Problem » Find every line below with the word "page" in it, and copy each one.
+-------+
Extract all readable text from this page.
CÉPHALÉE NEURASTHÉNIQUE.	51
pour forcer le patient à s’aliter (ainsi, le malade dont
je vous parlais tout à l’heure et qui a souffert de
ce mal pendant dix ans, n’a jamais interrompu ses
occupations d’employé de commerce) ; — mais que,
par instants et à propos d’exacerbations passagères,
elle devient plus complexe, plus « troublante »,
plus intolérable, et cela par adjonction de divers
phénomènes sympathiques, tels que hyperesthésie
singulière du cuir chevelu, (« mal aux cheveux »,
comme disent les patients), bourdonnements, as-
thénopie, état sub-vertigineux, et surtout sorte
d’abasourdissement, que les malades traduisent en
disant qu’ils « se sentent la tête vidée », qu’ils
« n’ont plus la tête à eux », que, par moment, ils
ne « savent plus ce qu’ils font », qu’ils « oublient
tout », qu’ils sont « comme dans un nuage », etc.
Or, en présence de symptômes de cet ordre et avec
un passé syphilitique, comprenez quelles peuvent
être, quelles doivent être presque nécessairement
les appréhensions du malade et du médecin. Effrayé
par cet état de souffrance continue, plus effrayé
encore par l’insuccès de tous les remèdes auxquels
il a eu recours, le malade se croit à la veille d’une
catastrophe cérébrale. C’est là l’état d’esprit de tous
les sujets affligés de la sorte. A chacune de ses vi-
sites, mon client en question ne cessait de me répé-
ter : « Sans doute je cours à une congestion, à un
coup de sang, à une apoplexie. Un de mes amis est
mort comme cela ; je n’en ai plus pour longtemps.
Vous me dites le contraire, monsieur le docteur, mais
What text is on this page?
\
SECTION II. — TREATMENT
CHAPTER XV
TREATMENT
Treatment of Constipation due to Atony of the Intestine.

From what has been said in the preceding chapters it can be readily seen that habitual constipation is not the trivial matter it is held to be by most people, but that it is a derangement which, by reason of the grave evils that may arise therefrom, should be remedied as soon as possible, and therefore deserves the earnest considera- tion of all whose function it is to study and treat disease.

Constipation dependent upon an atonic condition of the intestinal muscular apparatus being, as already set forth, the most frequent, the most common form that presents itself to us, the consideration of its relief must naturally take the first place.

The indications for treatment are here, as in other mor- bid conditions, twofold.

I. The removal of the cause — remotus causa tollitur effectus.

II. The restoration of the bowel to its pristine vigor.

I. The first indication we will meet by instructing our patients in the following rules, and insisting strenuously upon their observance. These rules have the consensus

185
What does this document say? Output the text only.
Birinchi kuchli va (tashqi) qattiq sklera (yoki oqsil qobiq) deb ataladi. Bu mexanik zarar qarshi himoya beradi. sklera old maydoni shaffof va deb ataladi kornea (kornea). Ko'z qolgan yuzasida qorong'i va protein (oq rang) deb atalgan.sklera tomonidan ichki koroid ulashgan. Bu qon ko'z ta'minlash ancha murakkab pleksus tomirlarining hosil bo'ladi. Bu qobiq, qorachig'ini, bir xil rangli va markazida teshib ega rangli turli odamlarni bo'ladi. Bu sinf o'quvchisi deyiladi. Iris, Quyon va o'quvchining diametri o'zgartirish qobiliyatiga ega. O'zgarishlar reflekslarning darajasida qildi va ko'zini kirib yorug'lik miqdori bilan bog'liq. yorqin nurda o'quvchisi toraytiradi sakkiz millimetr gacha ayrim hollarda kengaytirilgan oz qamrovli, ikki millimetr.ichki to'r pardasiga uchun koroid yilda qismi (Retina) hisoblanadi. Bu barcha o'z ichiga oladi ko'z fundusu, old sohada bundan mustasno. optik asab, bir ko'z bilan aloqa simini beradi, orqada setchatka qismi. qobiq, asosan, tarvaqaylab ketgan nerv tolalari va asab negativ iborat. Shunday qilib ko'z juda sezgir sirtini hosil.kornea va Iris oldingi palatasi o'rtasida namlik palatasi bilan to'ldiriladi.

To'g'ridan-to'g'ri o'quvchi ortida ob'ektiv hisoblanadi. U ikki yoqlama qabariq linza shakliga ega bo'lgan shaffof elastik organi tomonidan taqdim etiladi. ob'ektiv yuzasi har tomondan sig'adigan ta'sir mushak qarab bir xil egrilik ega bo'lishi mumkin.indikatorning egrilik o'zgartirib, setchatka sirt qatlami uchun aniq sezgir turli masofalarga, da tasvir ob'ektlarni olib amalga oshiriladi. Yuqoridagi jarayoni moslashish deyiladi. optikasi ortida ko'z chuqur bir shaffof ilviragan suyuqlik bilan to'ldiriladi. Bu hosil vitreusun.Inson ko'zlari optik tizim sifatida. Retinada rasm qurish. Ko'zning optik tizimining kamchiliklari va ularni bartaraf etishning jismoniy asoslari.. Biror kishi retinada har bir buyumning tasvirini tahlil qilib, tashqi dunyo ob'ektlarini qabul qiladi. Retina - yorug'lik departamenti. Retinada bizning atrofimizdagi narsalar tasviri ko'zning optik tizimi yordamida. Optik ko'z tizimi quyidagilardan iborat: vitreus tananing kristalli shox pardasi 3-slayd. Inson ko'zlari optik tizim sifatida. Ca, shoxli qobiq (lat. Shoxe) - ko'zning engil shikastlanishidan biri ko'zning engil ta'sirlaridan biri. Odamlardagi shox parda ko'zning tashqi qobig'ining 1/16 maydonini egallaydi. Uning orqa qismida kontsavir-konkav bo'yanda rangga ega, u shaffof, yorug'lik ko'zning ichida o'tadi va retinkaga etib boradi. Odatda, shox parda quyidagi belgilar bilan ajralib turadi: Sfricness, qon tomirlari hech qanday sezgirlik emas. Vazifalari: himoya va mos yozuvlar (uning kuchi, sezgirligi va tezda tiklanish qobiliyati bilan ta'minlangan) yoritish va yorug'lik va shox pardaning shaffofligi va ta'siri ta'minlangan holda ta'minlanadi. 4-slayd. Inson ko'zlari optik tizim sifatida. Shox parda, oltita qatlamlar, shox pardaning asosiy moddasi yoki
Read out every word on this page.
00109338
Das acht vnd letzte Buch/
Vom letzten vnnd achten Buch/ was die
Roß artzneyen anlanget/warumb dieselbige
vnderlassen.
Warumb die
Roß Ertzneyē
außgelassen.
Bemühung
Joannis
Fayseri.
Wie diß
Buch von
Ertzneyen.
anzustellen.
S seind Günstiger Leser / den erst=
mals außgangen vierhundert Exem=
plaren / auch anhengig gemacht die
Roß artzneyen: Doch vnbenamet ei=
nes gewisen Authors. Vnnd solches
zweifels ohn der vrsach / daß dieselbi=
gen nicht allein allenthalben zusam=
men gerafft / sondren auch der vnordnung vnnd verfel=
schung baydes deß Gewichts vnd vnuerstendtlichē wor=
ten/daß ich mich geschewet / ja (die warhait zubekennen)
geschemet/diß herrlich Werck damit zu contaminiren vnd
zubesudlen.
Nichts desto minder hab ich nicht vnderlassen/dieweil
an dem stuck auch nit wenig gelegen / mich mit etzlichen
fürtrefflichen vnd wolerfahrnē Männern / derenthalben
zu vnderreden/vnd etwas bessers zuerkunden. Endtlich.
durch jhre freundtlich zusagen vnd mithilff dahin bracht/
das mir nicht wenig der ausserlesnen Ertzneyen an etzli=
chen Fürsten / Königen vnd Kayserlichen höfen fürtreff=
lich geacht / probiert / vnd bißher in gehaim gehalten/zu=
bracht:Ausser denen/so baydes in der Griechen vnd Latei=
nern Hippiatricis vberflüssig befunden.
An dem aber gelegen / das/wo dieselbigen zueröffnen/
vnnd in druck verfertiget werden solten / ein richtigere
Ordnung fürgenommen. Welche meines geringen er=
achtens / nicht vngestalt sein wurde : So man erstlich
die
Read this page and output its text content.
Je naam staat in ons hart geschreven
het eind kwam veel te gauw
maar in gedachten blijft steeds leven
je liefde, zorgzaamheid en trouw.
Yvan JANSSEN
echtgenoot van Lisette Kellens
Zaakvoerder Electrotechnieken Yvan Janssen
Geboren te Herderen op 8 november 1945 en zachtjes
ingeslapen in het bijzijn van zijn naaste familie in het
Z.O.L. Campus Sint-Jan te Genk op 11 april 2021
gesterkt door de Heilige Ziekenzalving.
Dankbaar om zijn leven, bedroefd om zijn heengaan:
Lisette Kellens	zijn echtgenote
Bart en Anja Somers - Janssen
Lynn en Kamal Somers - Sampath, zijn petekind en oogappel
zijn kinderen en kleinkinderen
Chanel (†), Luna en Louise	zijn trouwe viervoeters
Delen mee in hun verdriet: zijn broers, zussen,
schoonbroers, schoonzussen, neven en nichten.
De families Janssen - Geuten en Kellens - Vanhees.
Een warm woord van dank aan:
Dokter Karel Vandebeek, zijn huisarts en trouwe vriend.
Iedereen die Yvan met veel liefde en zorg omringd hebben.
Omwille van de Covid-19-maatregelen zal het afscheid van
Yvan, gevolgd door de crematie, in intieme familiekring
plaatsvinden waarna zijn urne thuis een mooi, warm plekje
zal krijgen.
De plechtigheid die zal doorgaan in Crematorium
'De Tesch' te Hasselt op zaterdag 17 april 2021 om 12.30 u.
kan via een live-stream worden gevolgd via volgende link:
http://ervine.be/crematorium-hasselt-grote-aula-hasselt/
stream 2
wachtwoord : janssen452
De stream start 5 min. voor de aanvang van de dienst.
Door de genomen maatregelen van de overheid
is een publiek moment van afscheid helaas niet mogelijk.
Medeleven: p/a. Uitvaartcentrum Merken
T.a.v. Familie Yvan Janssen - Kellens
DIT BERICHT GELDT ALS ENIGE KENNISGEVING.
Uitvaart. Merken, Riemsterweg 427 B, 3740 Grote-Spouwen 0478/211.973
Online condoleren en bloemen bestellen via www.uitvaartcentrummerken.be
+-------+
Completed exercise »
Extract all readable text from this page.
What text is on this page?
Read out every word on this page.
Read this page and output its text content.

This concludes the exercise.